======== Source material ========
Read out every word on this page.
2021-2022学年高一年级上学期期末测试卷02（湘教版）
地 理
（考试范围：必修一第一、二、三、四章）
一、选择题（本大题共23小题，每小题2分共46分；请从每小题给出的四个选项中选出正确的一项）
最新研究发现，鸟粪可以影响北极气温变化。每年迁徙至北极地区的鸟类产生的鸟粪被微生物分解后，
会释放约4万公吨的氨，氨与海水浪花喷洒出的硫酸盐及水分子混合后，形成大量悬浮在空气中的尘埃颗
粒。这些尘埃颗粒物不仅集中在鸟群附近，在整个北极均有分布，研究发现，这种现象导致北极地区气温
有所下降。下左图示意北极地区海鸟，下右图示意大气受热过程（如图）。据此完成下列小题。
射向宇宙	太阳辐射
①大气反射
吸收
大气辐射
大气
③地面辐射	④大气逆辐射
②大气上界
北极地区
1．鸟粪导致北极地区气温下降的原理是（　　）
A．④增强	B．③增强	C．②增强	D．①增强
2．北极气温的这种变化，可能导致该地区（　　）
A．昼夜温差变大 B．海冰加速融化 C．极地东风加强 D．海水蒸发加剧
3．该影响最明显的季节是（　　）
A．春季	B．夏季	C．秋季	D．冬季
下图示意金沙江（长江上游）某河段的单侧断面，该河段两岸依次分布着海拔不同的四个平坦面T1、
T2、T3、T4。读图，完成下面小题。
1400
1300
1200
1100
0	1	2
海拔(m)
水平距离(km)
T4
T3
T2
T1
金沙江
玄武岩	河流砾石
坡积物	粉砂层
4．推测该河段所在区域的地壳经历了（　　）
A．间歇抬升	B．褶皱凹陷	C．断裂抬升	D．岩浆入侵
========
■ **Your objective**: Emit the full listing verbatim.

■ **Solution for this task**:
Read out every word on this page.
2021-2022学年高一年级上学期期末测试卷02（湘教版）
地 理
（考试范围：必修一第一、二、三、四章）
一、选择题（本大题共23小题，每小题2分共46分；请从每小题给出的四个选项中选出正确的一项）
最新研究发现，鸟粪可以影响北极气温变化。每年迁徙至北极地区的鸟类产生的鸟粪被微生物分解后，
会释放约4万公吨的氨，氨与海水浪花喷洒出的硫酸盐及水分子混合后，形成大量悬浮在空气中的尘埃颗
粒。这些尘埃颗粒物不仅集中在鸟群附近，在整个北极均有分布，研究发现，这种现象导致北极地区气温
有所下降。下左图示意北极地区海鸟，下右图示意大气受热过程（如图）。据此完成下列小题。
射向宇宙	太阳辐射
①大气反射
吸收
大气辐射
大气
③地面辐射	④大气逆辐射
②大气上界
北极地区
1．鸟粪导致北极地区气温下降的原理是（　　）
A．④增强	B．③增强	C．②增强	D．①增强
2．北极气温的这种变化，可能导致该地区（　　）
A．昼夜温差变大 B．海冰加速融化 C．极地东风加强 D．海水蒸发加剧
3．该影响最明显的季节是（　　）
A．春季	B．夏季	C．秋季	D．冬季
下图示意金沙江（长江上游）某河段的单侧断面，该河段两岸依次分布着海拔不同的四个平坦面T1、
T2、T3、T4。读图，完成下面小题。
1400
1300
1200
1100
0	1	2
海拔(m)
水平距离(km)
T4
T3
T2
T1
金沙江
玄武岩	河流砾石
坡积物	粉砂层
4．推测该河段所在区域的地壳经历了（　　）
A．间歇抬升	B．褶皱凹陷	C．断裂抬升	D．岩浆入侵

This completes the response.